## Given exercise
Look through the data for the string "Mutchimwong". Copy every line where it is found.

## Supplied information
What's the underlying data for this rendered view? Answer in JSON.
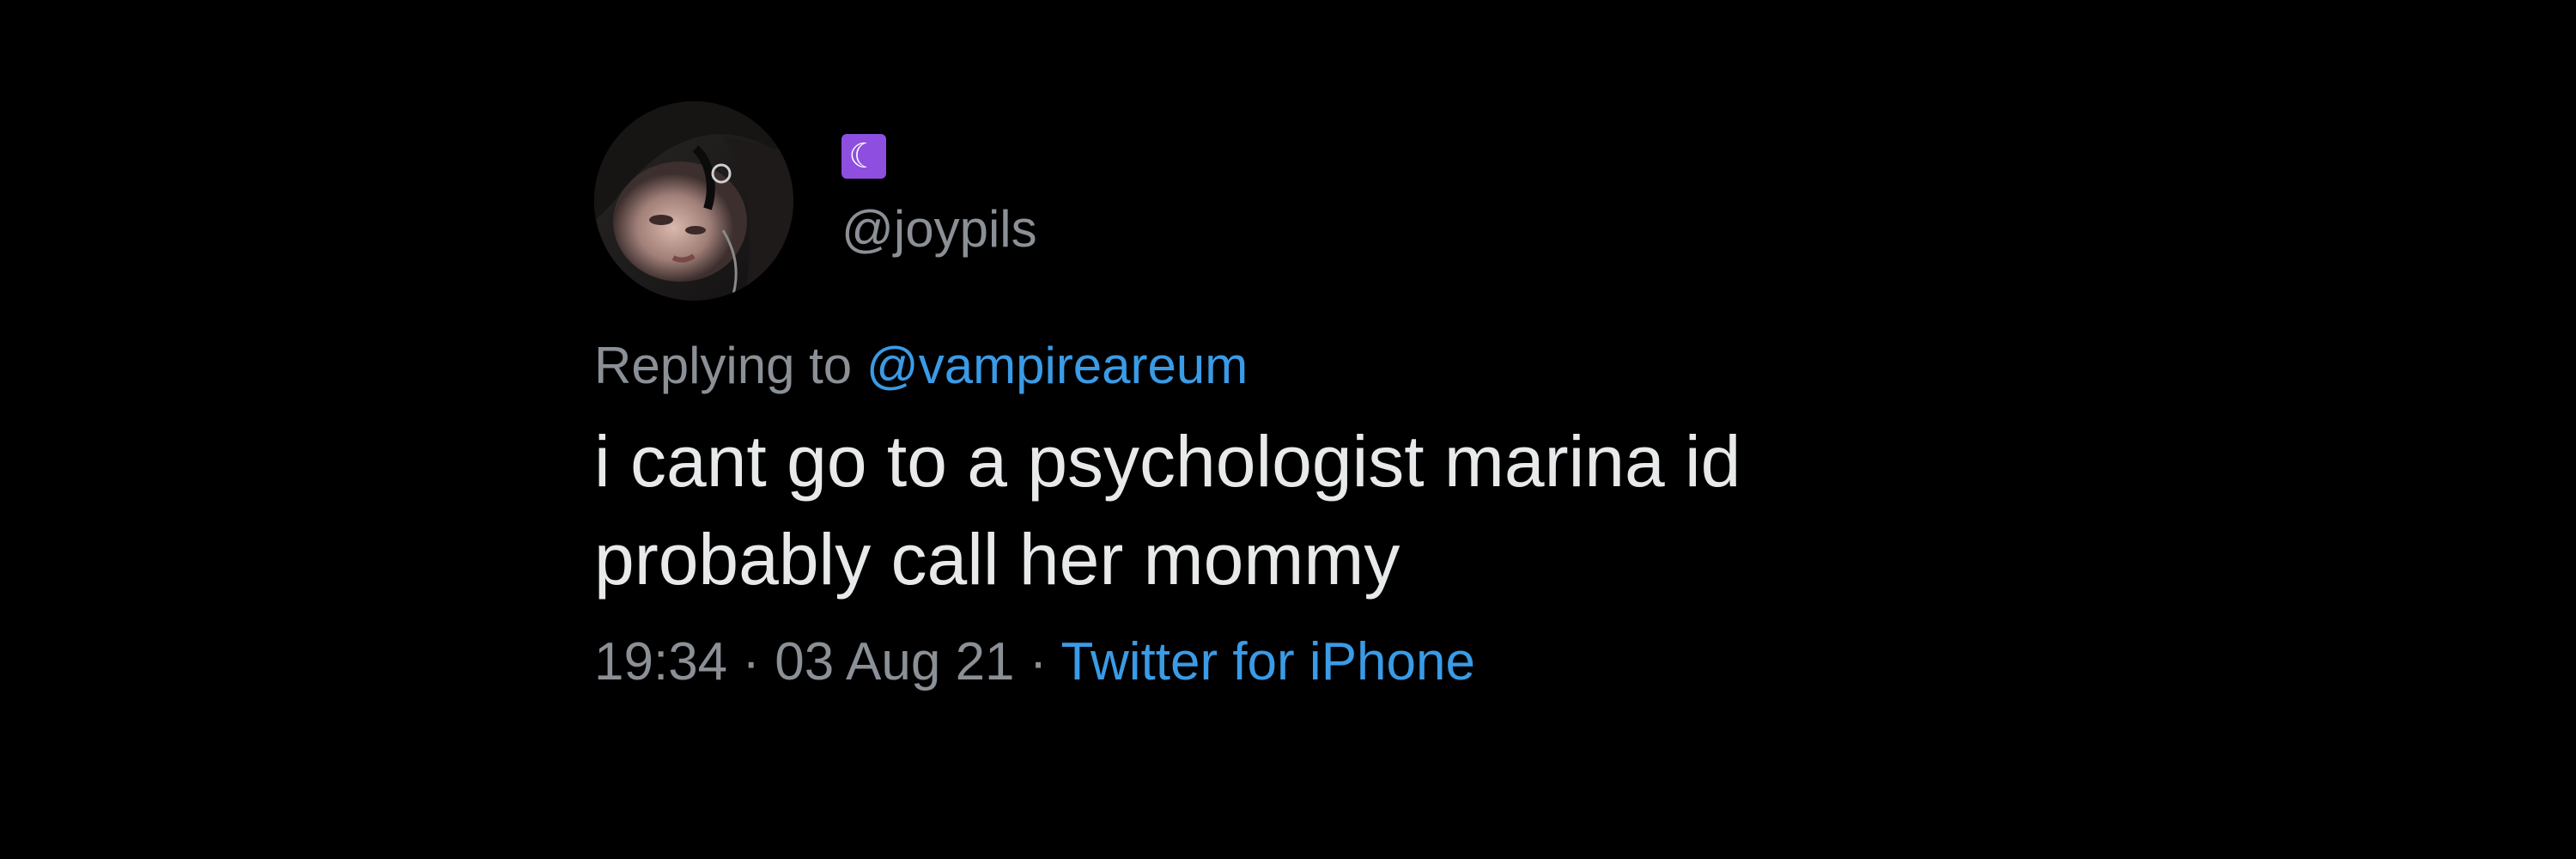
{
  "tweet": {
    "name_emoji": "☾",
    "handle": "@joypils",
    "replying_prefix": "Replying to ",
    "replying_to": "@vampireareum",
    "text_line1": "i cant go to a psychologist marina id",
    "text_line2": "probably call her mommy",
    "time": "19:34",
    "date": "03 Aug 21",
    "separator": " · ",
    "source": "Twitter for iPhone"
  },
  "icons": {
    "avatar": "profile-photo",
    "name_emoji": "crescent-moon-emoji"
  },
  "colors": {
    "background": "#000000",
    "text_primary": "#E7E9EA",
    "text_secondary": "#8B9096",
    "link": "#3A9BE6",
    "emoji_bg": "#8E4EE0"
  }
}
--
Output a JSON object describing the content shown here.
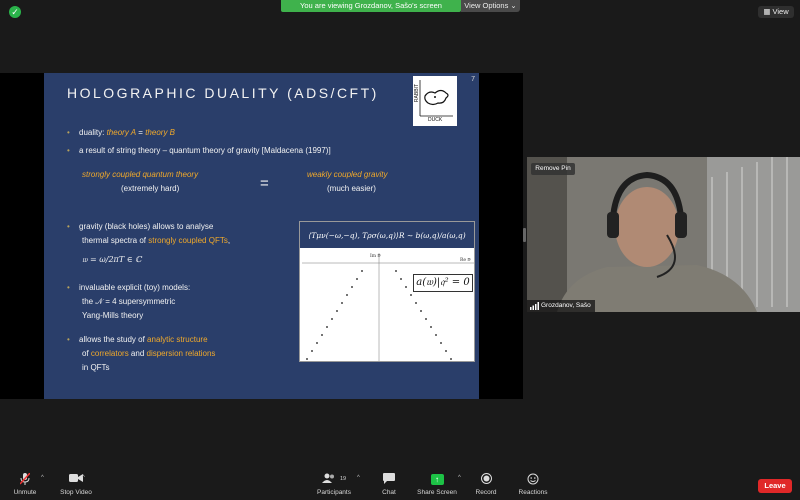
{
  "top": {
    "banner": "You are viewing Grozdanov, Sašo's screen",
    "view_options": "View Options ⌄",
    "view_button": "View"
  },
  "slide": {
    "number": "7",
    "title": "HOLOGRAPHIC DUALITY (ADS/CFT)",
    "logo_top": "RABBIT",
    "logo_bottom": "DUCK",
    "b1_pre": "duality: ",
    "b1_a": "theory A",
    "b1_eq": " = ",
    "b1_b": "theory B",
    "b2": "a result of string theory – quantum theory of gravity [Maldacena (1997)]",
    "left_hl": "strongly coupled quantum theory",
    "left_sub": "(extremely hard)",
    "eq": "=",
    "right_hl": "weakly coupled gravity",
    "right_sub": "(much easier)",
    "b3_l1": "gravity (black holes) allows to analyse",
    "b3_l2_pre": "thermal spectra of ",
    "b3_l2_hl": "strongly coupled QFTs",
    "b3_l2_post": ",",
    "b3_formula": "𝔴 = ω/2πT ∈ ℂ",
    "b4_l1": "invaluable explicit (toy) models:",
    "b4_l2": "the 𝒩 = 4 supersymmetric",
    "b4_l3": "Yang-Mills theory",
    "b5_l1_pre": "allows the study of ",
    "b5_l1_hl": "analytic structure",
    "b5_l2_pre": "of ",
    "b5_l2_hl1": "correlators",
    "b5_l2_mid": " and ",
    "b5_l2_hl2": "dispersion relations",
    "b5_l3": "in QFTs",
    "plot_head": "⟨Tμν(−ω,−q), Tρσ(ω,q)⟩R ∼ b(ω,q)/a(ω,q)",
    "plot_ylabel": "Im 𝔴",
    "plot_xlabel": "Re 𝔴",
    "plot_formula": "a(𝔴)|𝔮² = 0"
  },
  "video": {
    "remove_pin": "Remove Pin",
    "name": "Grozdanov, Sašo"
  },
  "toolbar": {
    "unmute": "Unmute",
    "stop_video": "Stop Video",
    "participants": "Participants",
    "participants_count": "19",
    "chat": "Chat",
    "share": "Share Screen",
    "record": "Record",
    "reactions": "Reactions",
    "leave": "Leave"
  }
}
--
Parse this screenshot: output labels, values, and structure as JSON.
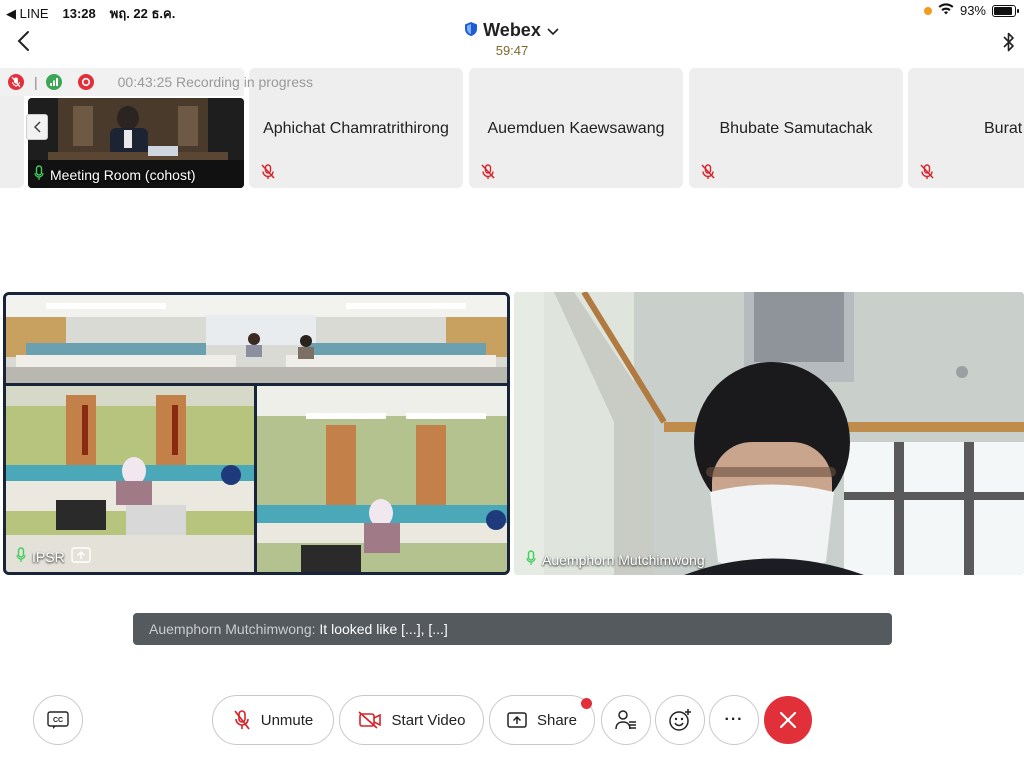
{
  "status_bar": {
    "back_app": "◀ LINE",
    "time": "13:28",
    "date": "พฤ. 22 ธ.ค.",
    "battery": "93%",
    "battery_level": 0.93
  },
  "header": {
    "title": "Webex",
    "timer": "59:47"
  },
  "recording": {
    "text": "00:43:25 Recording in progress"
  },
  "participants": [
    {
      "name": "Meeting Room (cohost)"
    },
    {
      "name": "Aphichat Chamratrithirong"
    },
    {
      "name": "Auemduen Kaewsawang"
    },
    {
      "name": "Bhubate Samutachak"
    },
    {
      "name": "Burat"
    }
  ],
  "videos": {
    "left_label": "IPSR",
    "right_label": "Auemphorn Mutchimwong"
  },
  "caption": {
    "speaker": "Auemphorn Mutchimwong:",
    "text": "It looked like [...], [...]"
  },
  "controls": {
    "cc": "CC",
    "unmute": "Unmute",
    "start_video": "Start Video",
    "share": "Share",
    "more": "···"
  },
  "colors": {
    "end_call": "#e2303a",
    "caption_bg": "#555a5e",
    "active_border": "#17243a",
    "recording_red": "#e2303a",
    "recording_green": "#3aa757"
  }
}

## Answer to the task
    "right_label": "Auemphorn Mutchimwong"
    "speaker": "Auemphorn Mutchimwong:",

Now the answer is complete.